--- START OF SUPPLIED MATERIAL ---
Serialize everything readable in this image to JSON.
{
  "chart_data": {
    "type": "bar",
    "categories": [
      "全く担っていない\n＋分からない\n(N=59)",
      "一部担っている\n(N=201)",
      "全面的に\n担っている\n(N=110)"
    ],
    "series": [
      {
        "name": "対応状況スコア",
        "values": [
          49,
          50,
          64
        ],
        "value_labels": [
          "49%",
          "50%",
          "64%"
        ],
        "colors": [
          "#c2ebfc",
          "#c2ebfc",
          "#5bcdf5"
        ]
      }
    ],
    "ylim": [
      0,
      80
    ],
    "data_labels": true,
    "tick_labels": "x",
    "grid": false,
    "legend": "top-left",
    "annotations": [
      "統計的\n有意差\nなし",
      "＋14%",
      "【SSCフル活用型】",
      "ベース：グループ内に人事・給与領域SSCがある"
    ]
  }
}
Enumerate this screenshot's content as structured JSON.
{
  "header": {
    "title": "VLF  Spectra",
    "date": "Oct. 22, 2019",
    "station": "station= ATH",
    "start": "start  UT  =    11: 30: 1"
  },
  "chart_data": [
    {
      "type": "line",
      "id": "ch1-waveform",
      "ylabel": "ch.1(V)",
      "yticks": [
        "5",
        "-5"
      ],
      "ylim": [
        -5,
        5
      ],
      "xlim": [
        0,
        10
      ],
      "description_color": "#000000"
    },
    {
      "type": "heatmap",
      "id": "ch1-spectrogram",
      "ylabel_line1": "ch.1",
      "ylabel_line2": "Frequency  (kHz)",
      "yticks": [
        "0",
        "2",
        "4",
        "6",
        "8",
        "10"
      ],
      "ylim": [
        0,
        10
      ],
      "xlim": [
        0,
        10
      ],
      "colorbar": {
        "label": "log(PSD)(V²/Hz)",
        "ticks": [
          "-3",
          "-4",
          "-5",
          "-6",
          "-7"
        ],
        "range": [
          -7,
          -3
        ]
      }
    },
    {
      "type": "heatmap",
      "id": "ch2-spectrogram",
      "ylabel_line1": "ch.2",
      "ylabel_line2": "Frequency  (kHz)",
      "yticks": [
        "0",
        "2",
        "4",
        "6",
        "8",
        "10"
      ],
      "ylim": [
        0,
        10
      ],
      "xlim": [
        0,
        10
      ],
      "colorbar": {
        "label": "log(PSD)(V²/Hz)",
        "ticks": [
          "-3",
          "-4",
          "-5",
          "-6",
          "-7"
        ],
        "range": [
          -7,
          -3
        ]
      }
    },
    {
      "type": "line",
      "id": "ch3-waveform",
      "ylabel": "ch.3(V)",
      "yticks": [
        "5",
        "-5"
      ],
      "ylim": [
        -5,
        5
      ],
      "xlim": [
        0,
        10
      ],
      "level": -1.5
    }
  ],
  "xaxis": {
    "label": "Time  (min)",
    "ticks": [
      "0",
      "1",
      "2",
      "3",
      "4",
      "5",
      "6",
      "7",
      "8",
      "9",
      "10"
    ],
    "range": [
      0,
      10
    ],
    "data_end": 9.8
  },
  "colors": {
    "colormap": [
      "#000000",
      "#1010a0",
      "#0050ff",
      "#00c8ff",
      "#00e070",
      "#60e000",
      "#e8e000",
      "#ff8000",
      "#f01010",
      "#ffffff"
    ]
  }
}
--- END OF SUPPLIED MATERIAL ---
Select from the material above each line in which the string "JSON" appears, and list those lines.

Serialize everything readable in this image to JSON.
Enumerate this screenshot's content as structured JSON.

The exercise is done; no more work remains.